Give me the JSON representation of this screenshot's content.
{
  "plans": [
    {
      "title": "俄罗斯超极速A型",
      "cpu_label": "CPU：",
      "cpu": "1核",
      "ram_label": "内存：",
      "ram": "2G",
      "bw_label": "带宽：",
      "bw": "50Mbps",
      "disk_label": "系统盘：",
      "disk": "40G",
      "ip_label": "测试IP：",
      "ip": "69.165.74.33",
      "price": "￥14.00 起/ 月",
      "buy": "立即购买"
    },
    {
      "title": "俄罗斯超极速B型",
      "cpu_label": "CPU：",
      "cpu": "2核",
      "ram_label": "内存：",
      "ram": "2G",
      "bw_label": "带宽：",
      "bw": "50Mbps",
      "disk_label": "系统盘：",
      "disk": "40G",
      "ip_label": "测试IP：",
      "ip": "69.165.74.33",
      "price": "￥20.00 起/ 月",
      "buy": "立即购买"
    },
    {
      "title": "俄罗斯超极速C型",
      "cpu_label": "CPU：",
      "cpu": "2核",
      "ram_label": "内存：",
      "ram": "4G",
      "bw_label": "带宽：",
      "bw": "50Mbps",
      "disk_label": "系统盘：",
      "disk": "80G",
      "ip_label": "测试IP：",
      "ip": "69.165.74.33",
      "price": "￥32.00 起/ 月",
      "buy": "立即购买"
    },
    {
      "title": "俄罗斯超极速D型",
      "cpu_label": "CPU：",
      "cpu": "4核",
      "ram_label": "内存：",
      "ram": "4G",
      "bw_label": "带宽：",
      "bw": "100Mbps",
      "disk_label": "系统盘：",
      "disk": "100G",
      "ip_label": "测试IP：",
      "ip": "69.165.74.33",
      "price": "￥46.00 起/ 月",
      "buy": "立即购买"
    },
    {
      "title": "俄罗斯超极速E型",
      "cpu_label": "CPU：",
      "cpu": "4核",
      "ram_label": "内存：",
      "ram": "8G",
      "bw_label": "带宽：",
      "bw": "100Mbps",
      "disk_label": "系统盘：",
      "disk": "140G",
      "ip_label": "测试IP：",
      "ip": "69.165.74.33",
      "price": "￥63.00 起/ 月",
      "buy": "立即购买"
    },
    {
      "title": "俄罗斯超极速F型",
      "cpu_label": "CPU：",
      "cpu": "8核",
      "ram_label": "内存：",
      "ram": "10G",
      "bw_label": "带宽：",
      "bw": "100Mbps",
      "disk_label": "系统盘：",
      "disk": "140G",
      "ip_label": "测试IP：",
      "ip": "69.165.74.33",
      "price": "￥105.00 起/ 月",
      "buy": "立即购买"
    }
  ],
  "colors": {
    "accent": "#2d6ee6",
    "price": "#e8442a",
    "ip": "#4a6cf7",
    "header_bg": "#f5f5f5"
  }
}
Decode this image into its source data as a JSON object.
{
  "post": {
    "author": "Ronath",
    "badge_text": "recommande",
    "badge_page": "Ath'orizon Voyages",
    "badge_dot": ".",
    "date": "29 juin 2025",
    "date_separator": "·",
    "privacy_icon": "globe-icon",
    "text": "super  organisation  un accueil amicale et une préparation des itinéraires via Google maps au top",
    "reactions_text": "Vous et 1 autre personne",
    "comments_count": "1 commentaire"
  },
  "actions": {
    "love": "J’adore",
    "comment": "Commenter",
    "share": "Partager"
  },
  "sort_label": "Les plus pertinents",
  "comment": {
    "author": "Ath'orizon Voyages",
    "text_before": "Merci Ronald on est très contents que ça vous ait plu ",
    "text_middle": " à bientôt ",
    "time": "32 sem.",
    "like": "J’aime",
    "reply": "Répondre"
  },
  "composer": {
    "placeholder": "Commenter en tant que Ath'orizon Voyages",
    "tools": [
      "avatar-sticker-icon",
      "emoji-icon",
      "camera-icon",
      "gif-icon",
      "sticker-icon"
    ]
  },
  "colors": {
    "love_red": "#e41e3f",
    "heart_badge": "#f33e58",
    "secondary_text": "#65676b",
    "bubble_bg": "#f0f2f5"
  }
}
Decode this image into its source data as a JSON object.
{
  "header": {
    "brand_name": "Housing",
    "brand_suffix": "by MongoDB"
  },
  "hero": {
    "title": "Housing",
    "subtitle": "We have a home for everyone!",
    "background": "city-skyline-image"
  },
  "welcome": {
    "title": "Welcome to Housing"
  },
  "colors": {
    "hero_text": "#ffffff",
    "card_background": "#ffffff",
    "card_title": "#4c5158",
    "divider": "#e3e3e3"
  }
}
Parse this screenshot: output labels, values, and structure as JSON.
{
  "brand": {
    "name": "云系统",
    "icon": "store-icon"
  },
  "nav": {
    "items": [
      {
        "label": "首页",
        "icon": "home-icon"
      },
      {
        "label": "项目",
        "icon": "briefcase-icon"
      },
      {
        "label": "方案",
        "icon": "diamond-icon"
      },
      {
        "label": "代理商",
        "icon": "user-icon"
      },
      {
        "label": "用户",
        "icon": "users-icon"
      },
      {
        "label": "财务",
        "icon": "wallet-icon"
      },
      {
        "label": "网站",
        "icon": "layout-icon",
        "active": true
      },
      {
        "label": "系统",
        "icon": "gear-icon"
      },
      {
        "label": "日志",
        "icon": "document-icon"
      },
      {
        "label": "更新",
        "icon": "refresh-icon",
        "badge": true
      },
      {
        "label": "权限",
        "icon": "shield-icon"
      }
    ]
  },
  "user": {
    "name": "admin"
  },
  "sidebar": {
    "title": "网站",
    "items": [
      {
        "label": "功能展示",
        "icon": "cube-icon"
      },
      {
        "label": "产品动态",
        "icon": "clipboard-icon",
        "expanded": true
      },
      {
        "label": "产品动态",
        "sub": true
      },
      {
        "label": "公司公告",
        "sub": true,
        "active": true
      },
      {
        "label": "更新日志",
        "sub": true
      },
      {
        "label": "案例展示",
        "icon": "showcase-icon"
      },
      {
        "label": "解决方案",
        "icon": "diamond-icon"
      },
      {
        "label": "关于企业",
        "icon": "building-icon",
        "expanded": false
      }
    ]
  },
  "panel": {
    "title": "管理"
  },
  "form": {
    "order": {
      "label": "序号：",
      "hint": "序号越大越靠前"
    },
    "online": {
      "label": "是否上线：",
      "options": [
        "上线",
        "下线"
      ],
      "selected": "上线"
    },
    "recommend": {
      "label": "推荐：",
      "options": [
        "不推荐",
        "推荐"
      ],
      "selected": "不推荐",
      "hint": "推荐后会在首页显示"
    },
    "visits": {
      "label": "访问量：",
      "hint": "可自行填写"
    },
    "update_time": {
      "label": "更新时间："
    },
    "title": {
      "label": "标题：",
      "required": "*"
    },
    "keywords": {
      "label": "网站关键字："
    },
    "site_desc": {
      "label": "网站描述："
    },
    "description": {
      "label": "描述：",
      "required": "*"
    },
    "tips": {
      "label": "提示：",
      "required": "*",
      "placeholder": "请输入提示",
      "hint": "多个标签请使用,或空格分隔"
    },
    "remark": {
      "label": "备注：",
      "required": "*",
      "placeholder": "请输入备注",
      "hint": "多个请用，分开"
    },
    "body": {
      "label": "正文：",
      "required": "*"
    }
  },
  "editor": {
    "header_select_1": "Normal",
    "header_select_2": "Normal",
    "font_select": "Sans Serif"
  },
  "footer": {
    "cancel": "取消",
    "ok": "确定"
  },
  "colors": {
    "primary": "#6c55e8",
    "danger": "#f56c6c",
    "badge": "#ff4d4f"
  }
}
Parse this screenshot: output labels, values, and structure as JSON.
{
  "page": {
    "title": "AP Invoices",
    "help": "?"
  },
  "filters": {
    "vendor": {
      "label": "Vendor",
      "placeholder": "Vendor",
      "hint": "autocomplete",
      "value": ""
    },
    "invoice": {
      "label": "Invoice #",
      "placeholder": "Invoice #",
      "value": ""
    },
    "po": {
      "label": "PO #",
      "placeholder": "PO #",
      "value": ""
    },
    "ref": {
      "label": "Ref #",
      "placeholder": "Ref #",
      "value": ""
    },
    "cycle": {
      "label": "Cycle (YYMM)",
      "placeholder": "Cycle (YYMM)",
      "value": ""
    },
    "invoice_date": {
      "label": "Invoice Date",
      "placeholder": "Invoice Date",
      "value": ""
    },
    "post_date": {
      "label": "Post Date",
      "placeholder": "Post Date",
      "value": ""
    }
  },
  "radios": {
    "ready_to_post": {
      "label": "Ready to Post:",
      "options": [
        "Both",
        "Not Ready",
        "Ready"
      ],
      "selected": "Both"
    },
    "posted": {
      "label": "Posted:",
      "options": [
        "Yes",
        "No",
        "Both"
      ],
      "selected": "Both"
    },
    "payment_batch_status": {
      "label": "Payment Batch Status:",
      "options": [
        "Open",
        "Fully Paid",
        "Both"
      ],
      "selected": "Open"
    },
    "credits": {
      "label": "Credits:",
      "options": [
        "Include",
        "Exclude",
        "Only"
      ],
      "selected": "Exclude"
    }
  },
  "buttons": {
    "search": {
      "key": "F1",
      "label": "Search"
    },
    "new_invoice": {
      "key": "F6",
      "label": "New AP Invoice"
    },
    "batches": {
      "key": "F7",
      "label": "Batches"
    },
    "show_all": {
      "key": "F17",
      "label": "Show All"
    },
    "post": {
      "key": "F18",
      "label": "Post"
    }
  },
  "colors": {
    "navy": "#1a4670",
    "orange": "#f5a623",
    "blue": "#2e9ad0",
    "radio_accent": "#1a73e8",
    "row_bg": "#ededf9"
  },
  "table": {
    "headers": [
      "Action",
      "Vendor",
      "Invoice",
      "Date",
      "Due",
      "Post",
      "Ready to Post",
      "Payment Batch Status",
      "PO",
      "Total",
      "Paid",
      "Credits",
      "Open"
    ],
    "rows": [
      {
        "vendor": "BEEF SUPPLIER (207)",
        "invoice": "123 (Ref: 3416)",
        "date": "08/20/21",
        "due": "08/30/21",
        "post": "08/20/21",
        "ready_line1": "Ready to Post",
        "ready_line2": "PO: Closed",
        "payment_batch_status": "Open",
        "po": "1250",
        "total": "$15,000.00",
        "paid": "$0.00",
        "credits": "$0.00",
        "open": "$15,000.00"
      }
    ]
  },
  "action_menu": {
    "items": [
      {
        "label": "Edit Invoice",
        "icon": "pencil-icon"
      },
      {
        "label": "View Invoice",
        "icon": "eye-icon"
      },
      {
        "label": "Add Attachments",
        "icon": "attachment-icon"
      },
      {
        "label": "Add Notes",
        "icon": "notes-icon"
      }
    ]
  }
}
+ + + + + + +
*Problem description*:
Go through the records above, find every line with the word "YYMM", and list those lines.

*Worked answer*:
      "label": "Cycle (YYMM)",
      "placeholder": "Cycle (YYMM)",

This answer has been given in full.